* BEGIN *

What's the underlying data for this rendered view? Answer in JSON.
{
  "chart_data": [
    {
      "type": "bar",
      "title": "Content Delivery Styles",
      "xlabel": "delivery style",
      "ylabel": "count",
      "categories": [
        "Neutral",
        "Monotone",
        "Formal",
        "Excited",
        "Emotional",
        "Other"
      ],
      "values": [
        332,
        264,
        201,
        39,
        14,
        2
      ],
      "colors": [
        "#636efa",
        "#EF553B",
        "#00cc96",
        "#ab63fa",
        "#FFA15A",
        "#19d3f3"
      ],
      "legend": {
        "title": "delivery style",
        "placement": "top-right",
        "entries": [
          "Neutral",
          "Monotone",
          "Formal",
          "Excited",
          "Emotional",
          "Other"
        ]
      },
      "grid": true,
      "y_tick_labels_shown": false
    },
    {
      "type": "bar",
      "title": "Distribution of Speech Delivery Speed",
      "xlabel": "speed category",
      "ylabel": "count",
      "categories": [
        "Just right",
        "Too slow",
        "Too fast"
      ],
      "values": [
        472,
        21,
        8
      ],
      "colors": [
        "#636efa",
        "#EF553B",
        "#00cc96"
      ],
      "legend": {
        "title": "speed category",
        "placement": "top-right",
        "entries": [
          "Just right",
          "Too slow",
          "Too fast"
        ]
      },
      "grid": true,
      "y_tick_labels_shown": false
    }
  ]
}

* END *

THE TASK —
Copy out the data shown above without altering anything.

ANSWER BELOW —
What's the underlying data for this rendered view? Answer in JSON.
{
  "chart_data": [
    {
      "type": "bar",
      "title": "Content Delivery Styles",
      "xlabel": "delivery style",
      "ylabel": "count",
      "categories": [
        "Neutral",
        "Monotone",
        "Formal",
        "Excited",
        "Emotional",
        "Other"
      ],
      "values": [
        332,
        264,
        201,
        39,
        14,
        2
      ],
      "colors": [
        "#636efa",
        "#EF553B",
        "#00cc96",
        "#ab63fa",
        "#FFA15A",
        "#19d3f3"
      ],
      "legend": {
        "title": "delivery style",
        "placement": "top-right",
        "entries": [
          "Neutral",
          "Monotone",
          "Formal",
          "Excited",
          "Emotional",
          "Other"
        ]
      },
      "grid": true,
      "y_tick_labels_shown": false
    },
    {
      "type": "bar",
      "title": "Distribution of Speech Delivery Speed",
      "xlabel": "speed category",
      "ylabel": "count",
      "categories": [
        "Just right",
        "Too slow",
        "Too fast"
      ],
      "values": [
        472,
        21,
        8
      ],
      "colors": [
        "#636efa",
        "#EF553B",
        "#00cc96"
      ],
      "legend": {
        "title": "speed category",
        "placement": "top-right",
        "entries": [
          "Just right",
          "Too slow",
          "Too fast"
        ]
      },
      "grid": true,
      "y_tick_labels_shown": false
    }
  ]
}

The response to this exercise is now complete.